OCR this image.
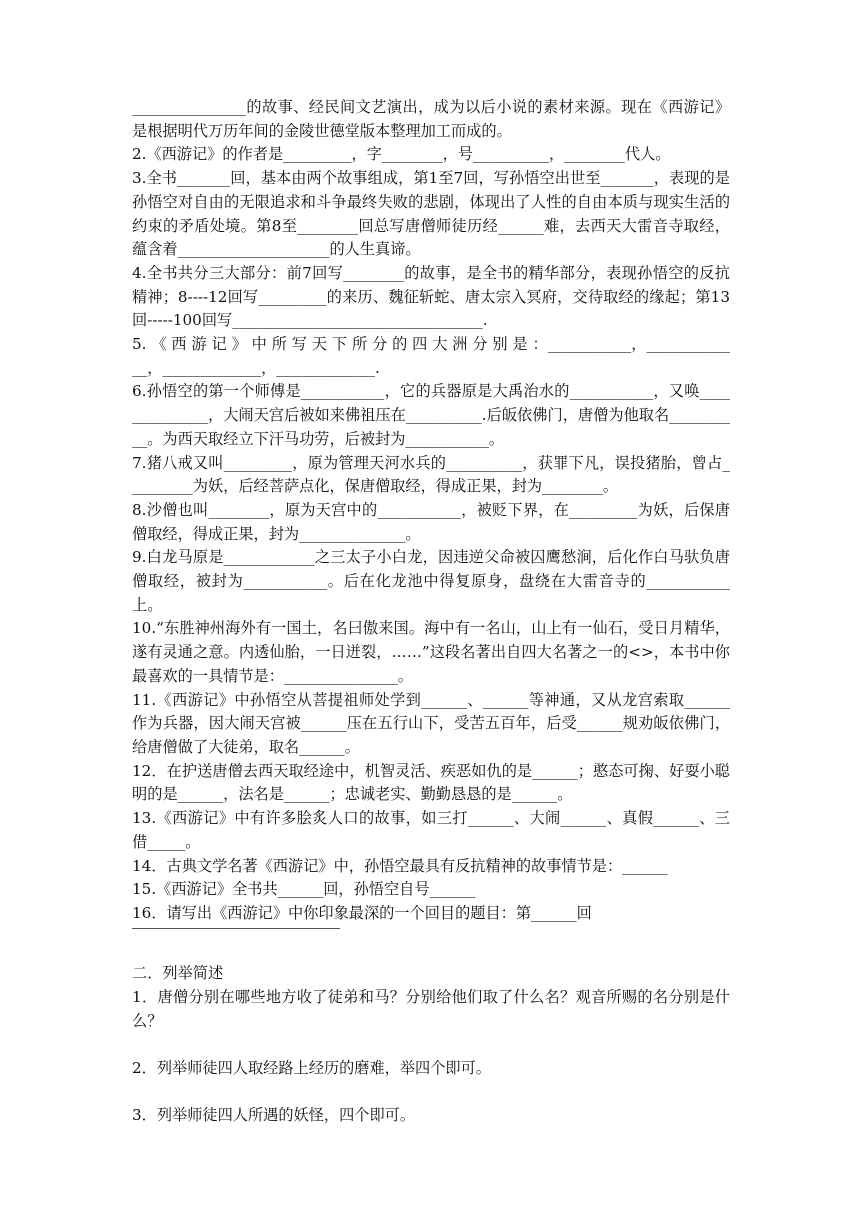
_______________的故事、经民间文艺演出，成为以后小说的素材来源。现在《西游记》是根据明代万历年间的金陵世德堂版本整理加工而成的。

2.《西游记》的作者是_________，字________，号__________，________代人。

3.全书_______回，基本由两个故事组成，第1至7回，写孙悟空出世至_______，表现的是孙悟空对自由的无限追求和斗争最终失败的悲剧，体现出了人性的自由本质与现实生活的约束的矛盾处境。第8至________回总写唐僧师徒历经______难，去西天大雷音寺取经，蕴含着____________________的人生真谛。

4.全书共分三大部分：前7回写________的故事，是全书的精华部分，表现孙悟空的反抗精神；8----12回写_________的来历、魏征斩蛇、唐太宗入冥府，交待取经的缘起；第13回-----100回写_________________________________.

5. 《 西 游 记 》 中 所 写 天 下 所 分 的 四 大 洲 分 别 是 ：___________，_____________，_____________，_____________.

6.孙悟空的第一个师傅是___________，它的兵器原是大禹治水的___________，又唤______________，大闹天宫后被如来佛祖压在__________.后皈依佛门，唐僧为他取名__________。为西天取经立下汗马功劳，后被封为___________。

7.猪八戒又叫_________，原为管理天河水兵的__________，获罪下凡，误投猪胎，曾占_________为妖，后经菩萨点化，保唐僧取经，得成正果，封为________。

8.沙僧也叫________，原为天宫中的___________，被贬下界，在_________为妖，后保唐僧取经，得成正果，封为______________。

9.白龙马原是____________之三太子小白龙，因违逆父命被囚鹰愁涧，后化作白马驮负唐僧取经，被封为___________。后在化龙池中得复原身，盘绕在大雷音寺的___________上。

10.“东胜神州海外有一国土，名曰傲来国。海中有一名山，山上有一仙石，受日月精华，遂有灵通之意。内透仙胎，一日迸裂，……”这段名著出自四大名著之一的<>，本书中你最喜欢的一具情节是：_______________。

11.《西游记》中孙悟空从菩提祖师处学到______、______等神通，又从龙宫索取______作为兵器，因大闹天宫被______压在五行山下，受苦五百年，后受______规劝皈依佛门，给唐僧做了大徒弟，取名______。

12．在护送唐僧去西天取经途中，机智灵活、疾恶如仇的是______；憨态可掬、好耍小聪明的是______，法名是______；忠诚老实、勤勤恳恳的是______。

13.《西游记》中有许多脍炙人口的故事，如三打______、大闹______、真假______、三借_____。

14．古典文学名著《西游记》中，孙悟空最具有反抗精神的故事情节是：______

15.《西游记》全书共______回，孙悟空自号______

16．请写出《西游记》中你印象最深的一个回目的题目：第______回

二．列举简述

1．唐僧分别在哪些地方收了徒弟和马？分别给他们取了什么名？观音所赐的名分别是什么？

2．列举师徒四人取经路上经历的磨难，举四个即可。

3．列举师徒四人所遇的妖怪，四个即可。
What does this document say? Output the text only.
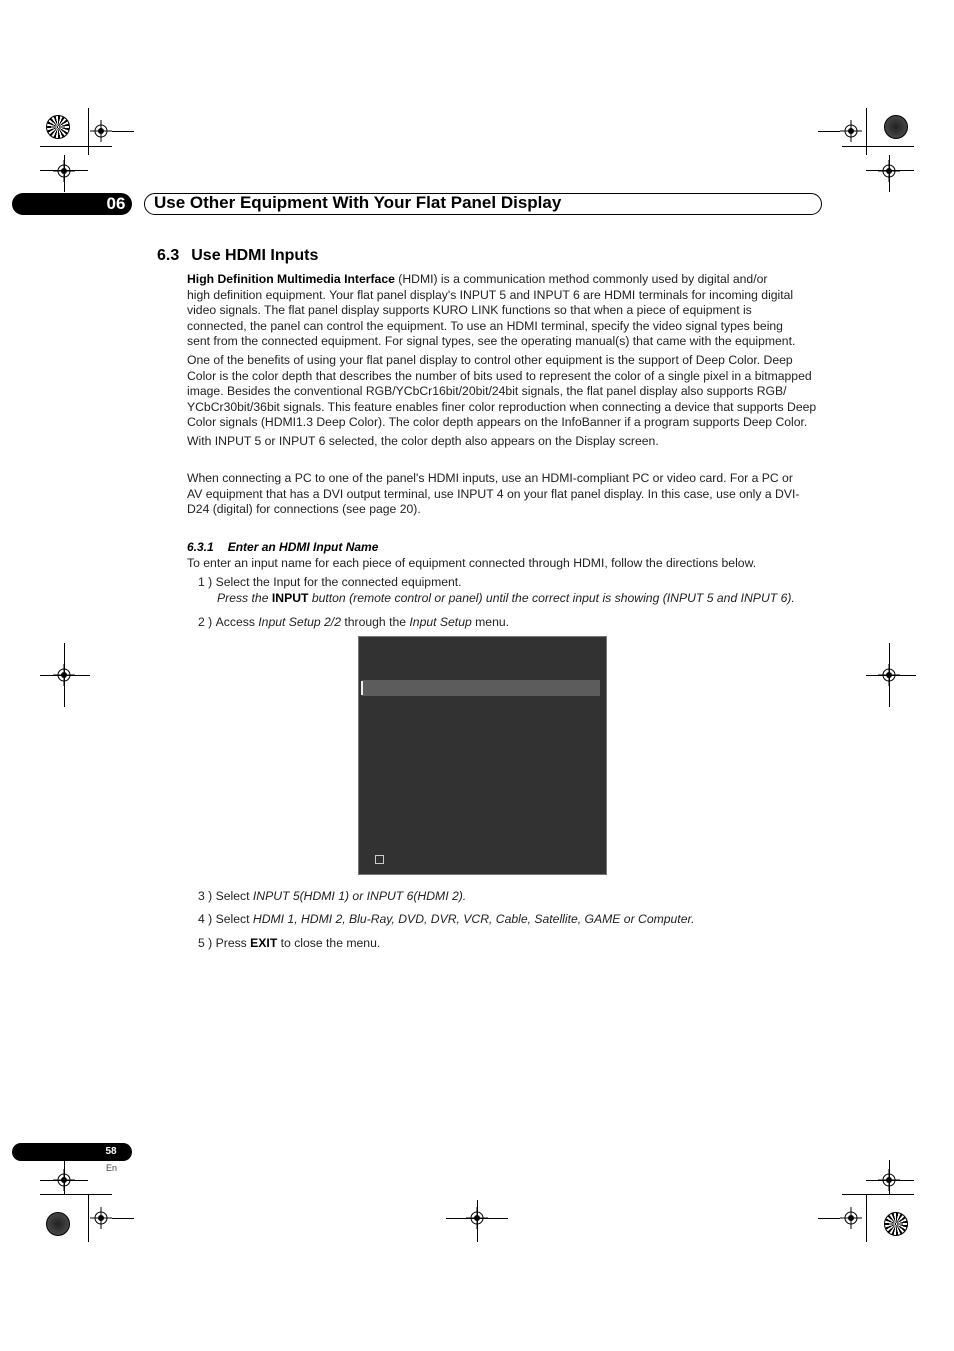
06	Use Other Equipment With Your Flat Panel Display
6.3 Use HDMI Inputs
High Definition Multimedia Interface (HDMI) is a communication method commonly used by digital and/or
high definition equipment. Your flat panel display's INPUT 5 and INPUT 6 are HDMI terminals for incoming digital
video signals. The flat panel display supports KURO LINK functions so that when a piece of equipment is
connected, the panel can control the equipment. To use an HDMI terminal, specify the video signal types being
sent from the connected equipment. For signal types, see the operating manual(s) that came with the equipment.
One of the benefits of using your flat panel display to control other equipment is the support of Deep Color. Deep
Color is the color depth that describes the number of bits used to represent the color of a single pixel in a bitmapped
image. Besides the conventional RGB/YCbCr16bit/20bit/24bit signals, the flat panel display also supports RGB/
YCbCr30bit/36bit signals. This feature enables finer color reproduction when connecting a device that supports Deep
Color signals (HDMI1.3 Deep Color). The color depth appears on the InfoBanner if a program supports Deep Color.
With INPUT 5 or INPUT 6 selected, the color depth also appears on the Display screen.
When connecting a PC to one of the panel's HDMI inputs, use an HDMI-compliant PC or video card. For a PC or
AV equipment that has a DVI output terminal, use INPUT 4 on your flat panel display. In this case, use only a DVI-
D24 (digital) for connections (see page 20).
6.3.1 Enter an HDMI Input Name
To enter an input name for each piece of equipment connected through HDMI, follow the directions below.
1 ) Select the Input for the connected equipment.
Press the INPUT button (remote control or panel) until the correct input is showing (INPUT 5 and INPUT 6).
2 ) Access Input Setup 2/2 through the Input Setup menu.
3 ) Select INPUT 5(HDMI 1) or INPUT 6(HDMI 2).
4 ) Select HDMI 1, HDMI 2, Blu-Ray, DVD, DVR, VCR, Cable, Satellite, GAME or Computer.
5 ) Press EXIT to close the menu.
58
En
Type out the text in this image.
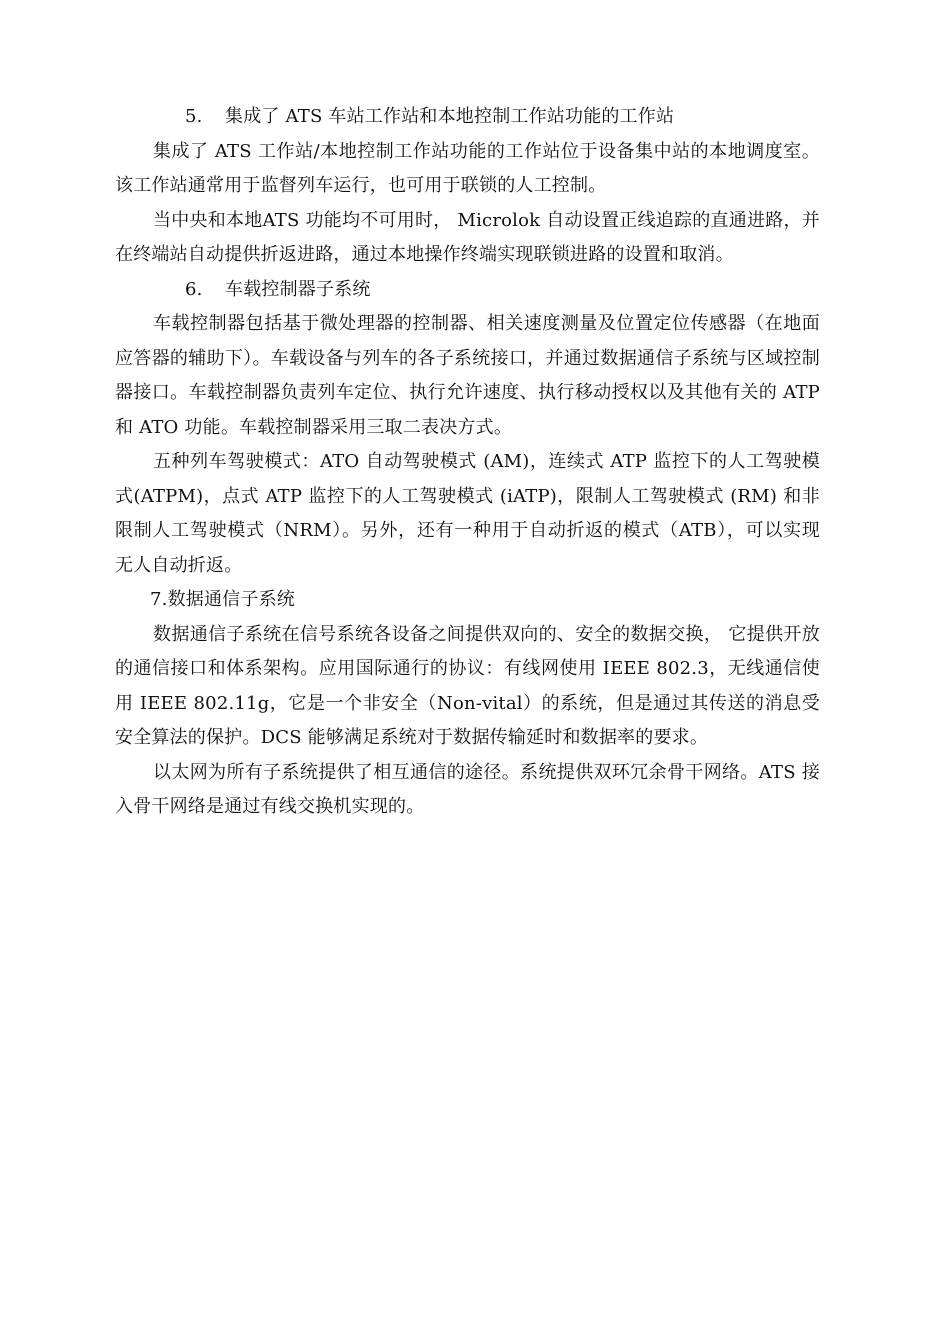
5. 集成了 ATS 车站工作站和本地控制工作站功能的工作站

集成了 ATS 工作站/本地控制工作站功能的工作站位于设备集中站的本地调度室。该工作站通常用于监督列车运行，也可用于联锁的人工控制。

当中央和本地ATS 功能均不可用时， Microlok 自动设置正线追踪的直通进路，并在终端站自动提供折返进路，通过本地操作终端实现联锁进路的设置和取消。

6. 车载控制器子系统

车载控制器包括基于微处理器的控制器、相关速度测量及位置定位传感器（在地面应答器的辅助下）。车载设备与列车的各子系统接口，并通过数据通信子系统与区域控制器接口。车载控制器负责列车定位、执行允许速度、执行移动授权以及其他有关的 ATP 和 ATO 功能。车载控制器采用三取二表决方式。

五种列车驾驶模式：ATO 自动驾驶模式 (AM)，连续式 ATP 监控下的人工驾驶模式(ATPM)，点式 ATP 监控下的人工驾驶模式 (iATP)，限制人工驾驶模式 (RM) 和非限制人工驾驶模式（NRM）。另外，还有一种用于自动折返的模式（ATB），可以实现无人自动折返。

7.数据通信子系统

数据通信子系统在信号系统各设备之间提供双向的、安全的数据交换， 它提供开放的通信接口和体系架构。应用国际通行的协议：有线网使用 IEEE 802.3，无线通信使用 IEEE 802.11g，它是一个非安全（Non-vital）的系统，但是通过其传送的消息受安全算法的保护。DCS 能够满足系统对于数据传输延时和数据率的要求。

以太网为所有子系统提供了相互通信的途径。系统提供双环冗余骨干网络。ATS 接入骨干网络是通过有线交换机实现的。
┄┄┄┄┄┄┄┄┄┄┄┄┄┄┄┄┄┄┄┄
_Prompt:_ Copy the listing over exactly, skipping the pictures it holds.

_Complete output:_
OCR this image.
_______________的故事、经民间文艺演出，成为以后小说的素材来源。现在《西游记》是根据明代万历年间的金陵世德堂版本整理加工而成的。

2.《西游记》的作者是_________，字________，号__________，________代人。

3.全书_______回，基本由两个故事组成，第1至7回，写孙悟空出世至_______，表现的是孙悟空对自由的无限追求和斗争最终失败的悲剧，体现出了人性的自由本质与现实生活的约束的矛盾处境。第8至________回总写唐僧师徒历经______难，去西天大雷音寺取经，蕴含着____________________的人生真谛。

4.全书共分三大部分：前7回写________的故事，是全书的精华部分，表现孙悟空的反抗精神；8----12回写_________的来历、魏征斩蛇、唐太宗入冥府，交待取经的缘起；第13回-----100回写_________________________________.

5. 《 西 游 记 》 中 所 写 天 下 所 分 的 四 大 洲 分 别 是 ：___________，_____________，_____________，_____________.

6.孙悟空的第一个师傅是___________，它的兵器原是大禹治水的___________，又唤______________，大闹天宫后被如来佛祖压在__________.后皈依佛门，唐僧为他取名__________。为西天取经立下汗马功劳，后被封为___________。

7.猪八戒又叫_________，原为管理天河水兵的__________，获罪下凡，误投猪胎，曾占_________为妖，后经菩萨点化，保唐僧取经，得成正果，封为________。

8.沙僧也叫________，原为天宫中的___________，被贬下界，在_________为妖，后保唐僧取经，得成正果，封为______________。

9.白龙马原是____________之三太子小白龙，因违逆父命被囚鹰愁涧，后化作白马驮负唐僧取经，被封为___________。后在化龙池中得复原身，盘绕在大雷音寺的___________上。

10.“东胜神州海外有一国土，名曰傲来国。海中有一名山，山上有一仙石，受日月精华，遂有灵通之意。内透仙胎，一日迸裂，……”这段名著出自四大名著之一的<>，本书中你最喜欢的一具情节是：_______________。

11.《西游记》中孙悟空从菩提祖师处学到______、______等神通，又从龙宫索取______作为兵器，因大闹天宫被______压在五行山下，受苦五百年，后受______规劝皈依佛门，给唐僧做了大徒弟，取名______。

12．在护送唐僧去西天取经途中，机智灵活、疾恶如仇的是______；憨态可掬、好耍小聪明的是______，法名是______；忠诚老实、勤勤恳恳的是______。

13.《西游记》中有许多脍炙人口的故事，如三打______、大闹______、真假______、三借_____。

14．古典文学名著《西游记》中，孙悟空最具有反抗精神的故事情节是：______

15.《西游记》全书共______回，孙悟空自号______

16．请写出《西游记》中你印象最深的一个回目的题目：第______回

二．列举简述

1．唐僧分别在哪些地方收了徒弟和马？分别给他们取了什么名？观音所赐的名分别是什么？

2．列举师徒四人取经路上经历的磨难，举四个即可。

3．列举师徒四人所遇的妖怪，四个即可。
What does this document say? Output the text only.
06	Use Other Equipment With Your Flat Panel Display
6.3 Use HDMI Inputs
High Definition Multimedia Interface (HDMI) is a communication method commonly used by digital and/or
high definition equipment. Your flat panel display's INPUT 5 and INPUT 6 are HDMI terminals for incoming digital
video signals. The flat panel display supports KURO LINK functions so that when a piece of equipment is
connected, the panel can control the equipment. To use an HDMI terminal, specify the video signal types being
sent from the connected equipment. For signal types, see the operating manual(s) that came with the equipment.
One of the benefits of using your flat panel display to control other equipment is the support of Deep Color. Deep
Color is the color depth that describes the number of bits used to represent the color of a single pixel in a bitmapped
image. Besides the conventional RGB/YCbCr16bit/20bit/24bit signals, the flat panel display also supports RGB/
YCbCr30bit/36bit signals. This feature enables finer color reproduction when connecting a device that supports Deep
Color signals (HDMI1.3 Deep Color). The color depth appears on the InfoBanner if a program supports Deep Color.
With INPUT 5 or INPUT 6 selected, the color depth also appears on the Display screen.
When connecting a PC to one of the panel's HDMI inputs, use an HDMI-compliant PC or video card. For a PC or
AV equipment that has a DVI output terminal, use INPUT 4 on your flat panel display. In this case, use only a DVI-
D24 (digital) for connections (see page 20).
6.3.1 Enter an HDMI Input Name
To enter an input name for each piece of equipment connected through HDMI, follow the directions below.
1 ) Select the Input for the connected equipment.
Press the INPUT button (remote control or panel) until the correct input is showing (INPUT 5 and INPUT 6).
2 ) Access Input Setup 2/2 through the Input Setup menu.
3 ) Select INPUT 5(HDMI 1) or INPUT 6(HDMI 2).
4 ) Select HDMI 1, HDMI 2, Blu-Ray, DVD, DVR, VCR, Cable, Satellite, GAME or Computer.
5 ) Press EXIT to close the menu.
58
En
Type out the text in this image.
5. 集成了 ATS 车站工作站和本地控制工作站功能的工作站

集成了 ATS 工作站/本地控制工作站功能的工作站位于设备集中站的本地调度室。该工作站通常用于监督列车运行，也可用于联锁的人工控制。

当中央和本地ATS 功能均不可用时， Microlok 自动设置正线追踪的直通进路，并在终端站自动提供折返进路，通过本地操作终端实现联锁进路的设置和取消。

6. 车载控制器子系统

车载控制器包括基于微处理器的控制器、相关速度测量及位置定位传感器（在地面应答器的辅助下）。车载设备与列车的各子系统接口，并通过数据通信子系统与区域控制器接口。车载控制器负责列车定位、执行允许速度、执行移动授权以及其他有关的 ATP 和 ATO 功能。车载控制器采用三取二表决方式。

五种列车驾驶模式：ATO 自动驾驶模式 (AM)，连续式 ATP 监控下的人工驾驶模式(ATPM)，点式 ATP 监控下的人工驾驶模式 (iATP)，限制人工驾驶模式 (RM) 和非限制人工驾驶模式（NRM）。另外，还有一种用于自动折返的模式（ATB），可以实现无人自动折返。

7.数据通信子系统

数据通信子系统在信号系统各设备之间提供双向的、安全的数据交换， 它提供开放的通信接口和体系架构。应用国际通行的协议：有线网使用 IEEE 802.3，无线通信使用 IEEE 802.11g，它是一个非安全（Non-vital）的系统，但是通过其传送的消息受安全算法的保护。DCS 能够满足系统对于数据传输延时和数据率的要求。

以太网为所有子系统提供了相互通信的途径。系统提供双环冗余骨干网络。ATS 接入骨干网络是通过有线交换机实现的。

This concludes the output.